◆ Task statement ◆
In the records that follow, locate every line with "Laurent" and extract it.

◆ Data for this task ◆
++++++++

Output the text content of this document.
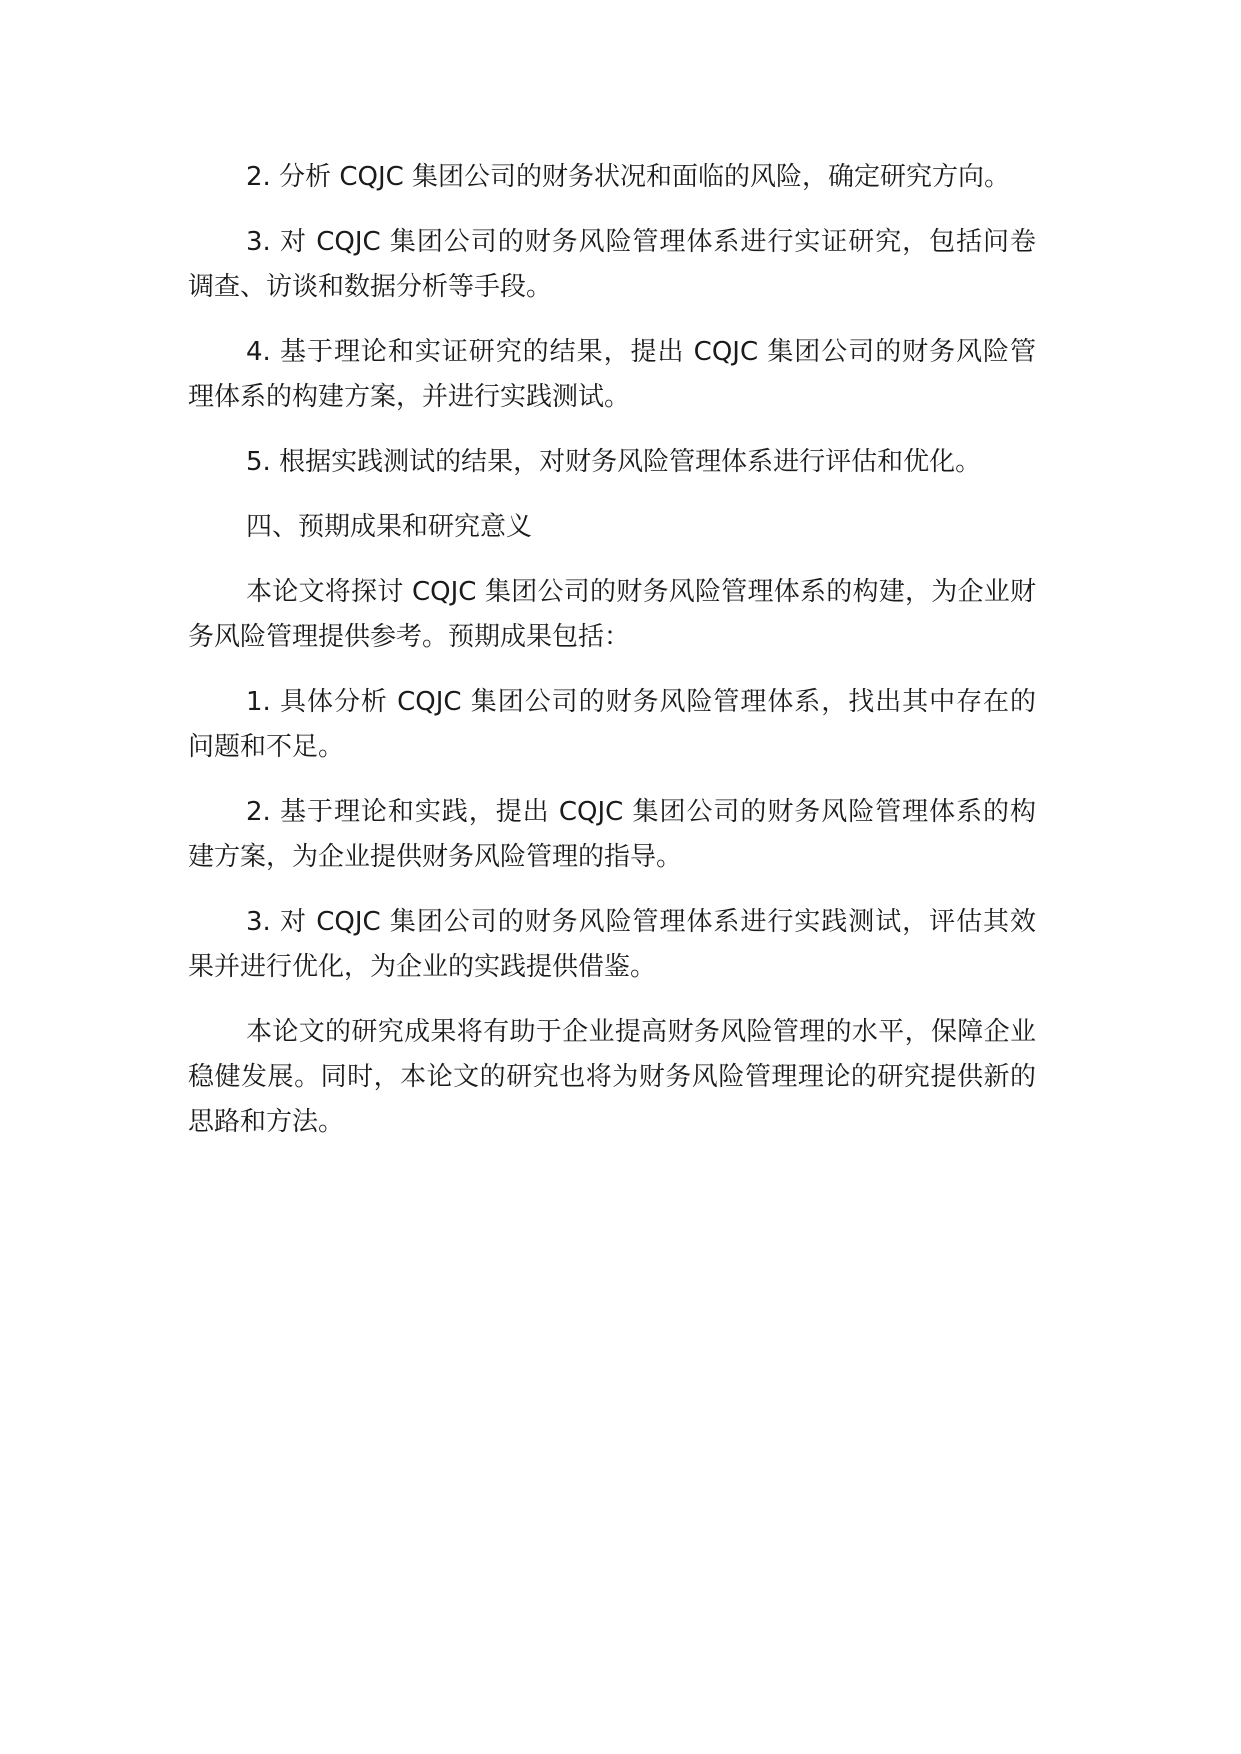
2. 分析 CQJC 集团公司的财务状况和面临的风险，确定研究方向。

3. 对 CQJC 集团公司的财务风险管理体系进行实证研究，包括问卷调查、访谈和数据分析等手段。

4. 基于理论和实证研究的结果，提出 CQJC 集团公司的财务风险管理体系的构建方案，并进行实践测试。

5. 根据实践测试的结果，对财务风险管理体系进行评估和优化。

四、预期成果和研究意义

本论文将探讨 CQJC 集团公司的财务风险管理体系的构建，为企业财务风险管理提供参考。预期成果包括：

1. 具体分析 CQJC 集团公司的财务风险管理体系，找出其中存在的问题和不足。

2. 基于理论和实践，提出 CQJC 集团公司的财务风险管理体系的构建方案，为企业提供财务风险管理的指导。

3. 对 CQJC 集团公司的财务风险管理体系进行实践测试，评估其效果并进行优化，为企业的实践提供借鉴。

本论文的研究成果将有助于企业提高财务风险管理的水平，保障企业稳健发展。同时，本论文的研究也将为财务风险管理理论的研究提供新的思路和方法。
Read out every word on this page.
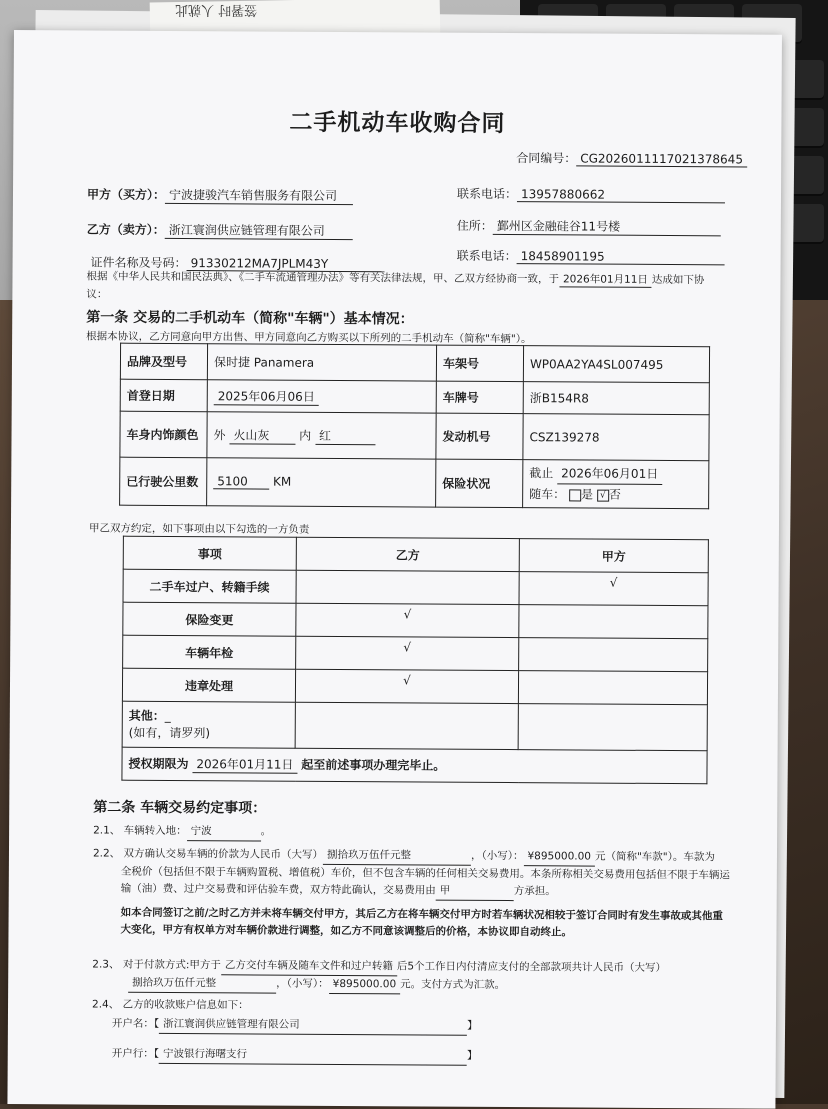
签署时 人就此
二手机动车收购合同
合同编号： CG2026011117021378645
甲方（买方）： 宁波捷骏汽车销售服务有限公司	联系电话： 13957880662
乙方（卖方）： 浙江寰润供应链管理有限公司	住所： 鄞州区金融硅谷11号楼
证件名称及号码： 91330212MA7JPLM43Y
联系电话： 18458901195
根据《中华人民共和国民法典》、《二手车流通管理办法》等有关法律法规，甲、乙双方经协商一致，于 2026年01月11日 达成如下协
议：
第一条 交易的二手机动车（简称"车辆"）基本情况：
根据本协议，乙方同意向甲方出售、甲方同意向乙方购买以下所列的二手机动车（简称"车辆"）。
品牌及型号	保时捷 Panamera	车架号	WP0AA2YA4SL007495
首登日期	2025年06月06日	车牌号	浙B154R8
车身内饰颜色	外 火山灰 内 红	发动机号	CSZ139278
已行驶公里数	5100 KM	保险状况	截止 2026年06月01日
随车： 是 √ 否
甲乙双方约定，如下事项由以下勾选的一方负责
事项	乙方	甲方
二手车过户、转籍手续		√
保险变更	√	
车辆年检	√	
违章处理	√	
其他：_
(如有，请罗列)		
授权期限为 2026年01月11日 起至前述事项办理完毕止。		
第二条 车辆交易约定事项：
2.1、 车辆转入地： 宁波	。
2.2、 双方确认交易车辆的价款为人民币（大写） 捌拾玖万伍仟元整	，（小写）： ¥895000.00 元（简称"车款"）。车款为
全税价（包括但不限于车辆购置税、增值税）车价，但不包含车辆的任何相关交易费用。本条所称相关交易费用包括但不限于车辆运
输（油）费、过户交易费和评估验车费，双方特此确认，交易费用由 甲	方承担。
如本合同签订之前/之时乙方并未将车辆交付甲方，其后乙方在将车辆交付甲方时若车辆状况相较于签订合同时有发生事故或其他重
大变化，甲方有权单方对车辆价款进行调整，如乙方不同意该调整后的价格，本协议即自动终止。
2.3、 对于付款方式:甲方于 乙方交付车辆及随车文件和过户转籍 后5个工作日内付清应支付的全部款项共计人民币（大写）
捌拾玖万伍仟元整	，（小写）： ¥895000.00 元。支付方式为汇款。
2.4、 乙方的收款账户信息如下：
开户名：【 浙江寰润供应链管理有限公司	】
开户行：【 宁波银行海曙支行	】
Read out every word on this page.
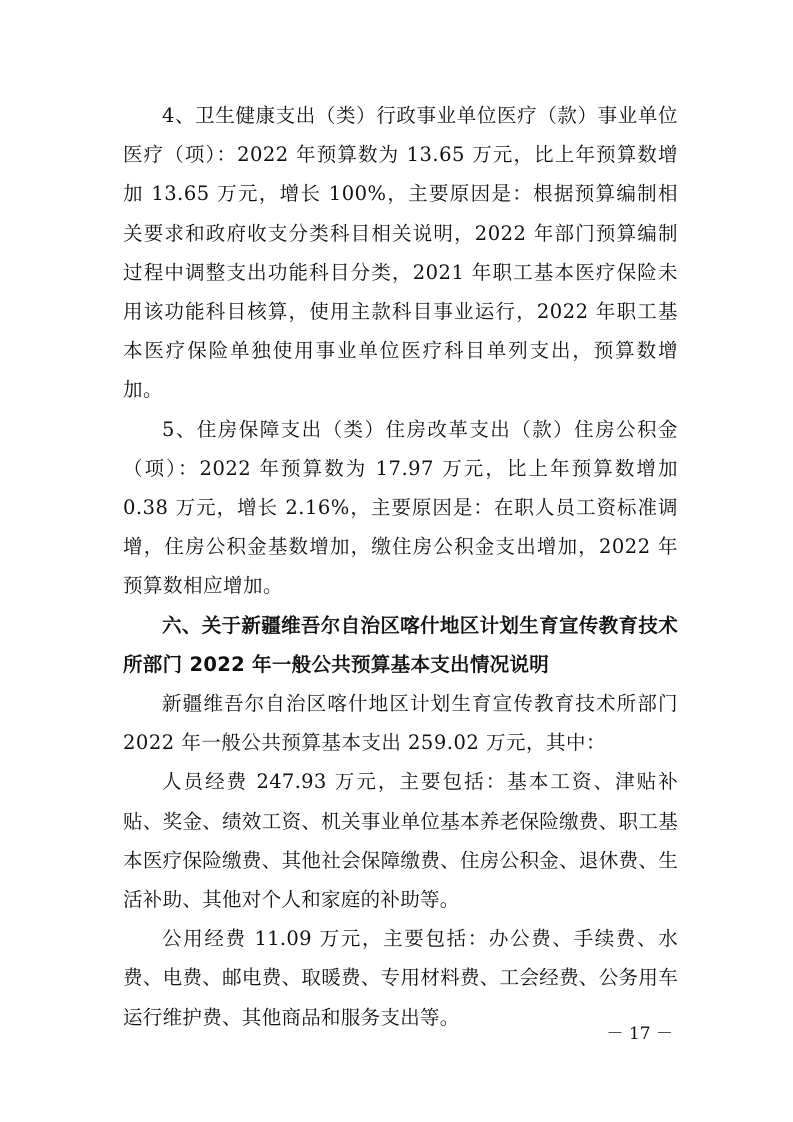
4、卫生健康支出（类）行政事业单位医疗（款）事业单位医疗（项）：2022 年预算数为 13.65 万元，比上年预算数增加 13.65 万元，增长 100%，主要原因是：根据预算编制相关要求和政府收支分类科目相关说明，2022 年部门预算编制过程中调整支出功能科目分类，2021 年职工基本医疗保险未用该功能科目核算，使用主款科目事业运行，2022 年职工基本医疗保险单独使用事业单位医疗科目单列支出，预算数增加。

5、住房保障支出（类）住房改革支出（款）住房公积金（项）：2022 年预算数为 17.97 万元，比上年预算数增加 0.38 万元，增长 2.16%，主要原因是：在职人员工资标准调增，住房公积金基数增加，缴住房公积金支出增加，2022 年预算数相应增加。

六、关于新疆维吾尔自治区喀什地区计划生育宣传教育技术所部门 2022 年一般公共预算基本支出情况说明

新疆维吾尔自治区喀什地区计划生育宣传教育技术所部门 2022 年一般公共预算基本支出 259.02 万元，其中：

人员经费 247.93 万元，主要包括：基本工资、津贴补贴、奖金、绩效工资、机关事业单位基本养老保险缴费、职工基本医疗保险缴费、其他社会保障缴费、住房公积金、退休费、生活补助、其他对个人和家庭的补助等。

公用经费 11.09 万元，主要包括：办公费、手续费、水费、电费、邮电费、取暖费、专用材料费、工会经费、公务用车运行维护费、其他商品和服务支出等。

－ 17 －
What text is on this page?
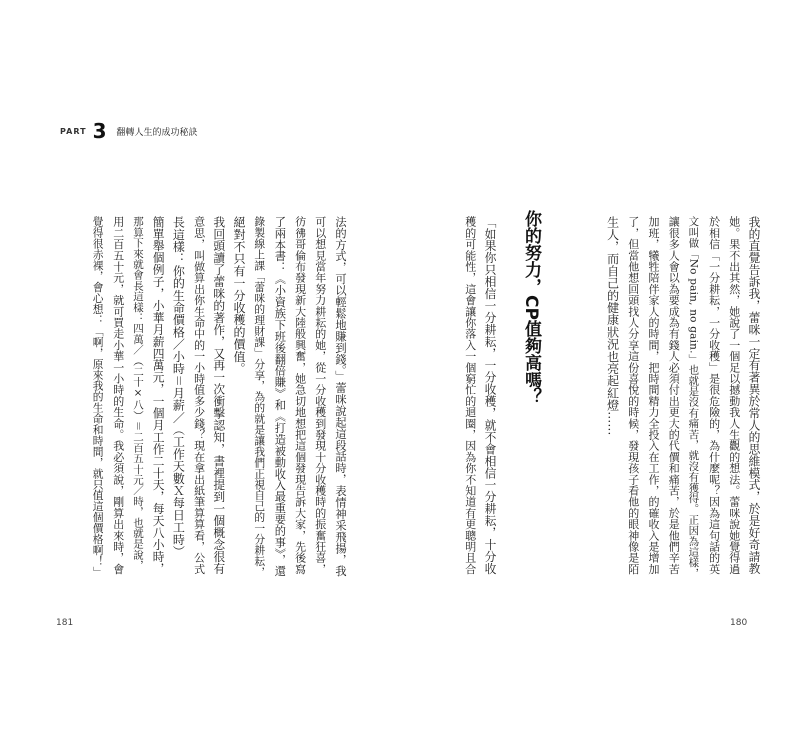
PART 3 翻轉人生的成功秘訣
我的直覺告訴我，蕾咪一定有著異於常人的思維模式，於是好奇請教
她。果不出其然，她說了一個足以撼動我人生觀的想法。蕾咪說她覺得過
於相信「一分耕耘，一分收穫」是很危險的，為什麼呢？因為這句話的英
文叫做「No pain, no gain.」也就是沒有痛苦，就沒有獲得。正因為這樣，
讓很多人會以為要成為有錢人必須付出更大的代價和痛苦，於是他們辛苦
加班，犧牲陪伴家人的時間，把時間精力全投入在工作，的確收入是增加
了，但當他想回頭找人分享這份喜悅的時候，發現孩子看他的眼神像是陌
生人，而自己的健康狀況也亮起紅燈……
你的努力，CP值夠高嗎？
「如果你只相信一分耕耘，一分收穫，就不會相信一分耕耘，十分收
穫的可能性，這會讓你落入一個窮忙的迴圈，因為你不知道有更聰明且合
法的方式，可以輕鬆地賺到錢。」蕾咪說起這段話時，表情神采飛揚，我
可以想見當年努力耕耘的她，從一分收穫到發現十分收穫時的振奮狂喜，
彷彿哥倫布發現新大陸般興奮，她急切地想把這個發現告訴大家，先後寫
了兩本書：《小資族下班後翻倍賺》和《打造被動收入最重要的事》，還
錄製線上課「蕾咪的理財課」分享，為的就是讓我們正視自己的一分耕耘，
絕對不只有一分收穫的價值。
我回頭讀了蕾咪的著作，又再一次衝擊認知，書裡提到一個概念很有
意思，叫做算出你生命中的一小時值多少錢？現在拿出紙筆算算看，公式
長這樣：你的生命價格／小時＝月薪／（工作天數Ｘ每日工時）
簡單舉個例子，小華月薪四萬元，一個月工作二十天，每天八小時，
那算下來就會長這樣：四萬／（二十×八）＝二百五十元／時，也就是說，
用二百五十元，就可買走小華一小時的生命。我必須說，剛算出來時，會
覺得很赤裸，會心想：「啊，原來我的生命和時間，就只值這個價格啊！」
181	180
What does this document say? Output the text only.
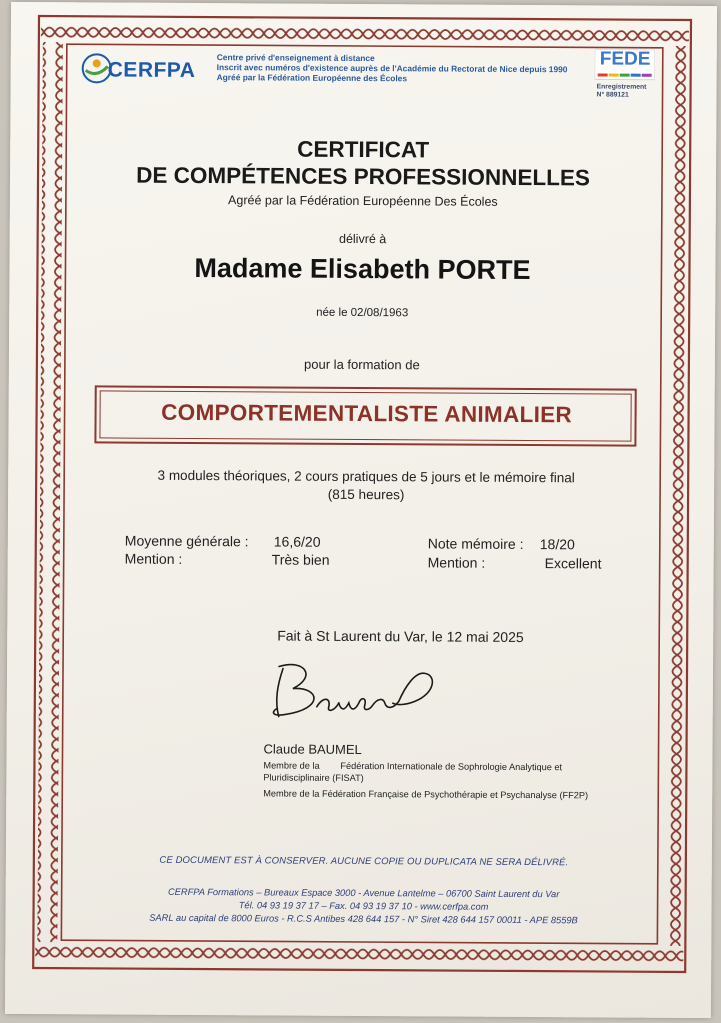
CERFPA
Centre privé d'enseignement à distance
Inscrit avec numéros d'existence auprès de l'Académie du Rectorat de Nice depuis 1990
Agréé par la Fédération Européenne des Écoles
FEDE
Enregistrement
N° 889121
CERTIFICAT
DE COMPÉTENCES PROFESSIONNELLES
Agréé par la Fédération Européenne Des Écoles
délivré à
Madame Elisabeth PORTE
née le 02/08/1963
pour la formation de
COMPORTEMENTALISTE ANIMALIER
3 modules théoriques, 2 cours pratiques de 5 jours et le mémoire final
(815 heures)
Moyenne générale : 16,6/20
Mention :	Très bien
Note mémoire : 18/20
Mention :	Excellent
Fait à St Laurent du Var, le 12 mai 2025
Claude BAUMEL
Membre de la Fédération Internationale de Sophrologie Analytique et
Pluridisciplinaire (FISAT)
Membre de la Fédération Française de Psychothérapie et Psychanalyse (FF2P)
CE DOCUMENT EST À CONSERVER. AUCUNE COPIE OU DUPLICATA NE SERA DÉLIVRÉ.
CERFPA Formations – Bureaux Espace 3000 - Avenue Lantelme – 06700 Saint Laurent du Var
Tél. 04 93 19 37 17 – Fax. 04 93 19 37 10 - www.cerfpa.com
SARL au capital de 8000 Euros - R.C.S Antibes 428 644 157 - N° Siret 428 644 157 00011 - APE 8559B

++++++++

◆ Solution to the exercise ◆
Fait à St Laurent du Var, le 12 mai 2025
CERFPA Formations – Bureaux Espace 3000 - Avenue Lantelme – 06700 Saint Laurent du Var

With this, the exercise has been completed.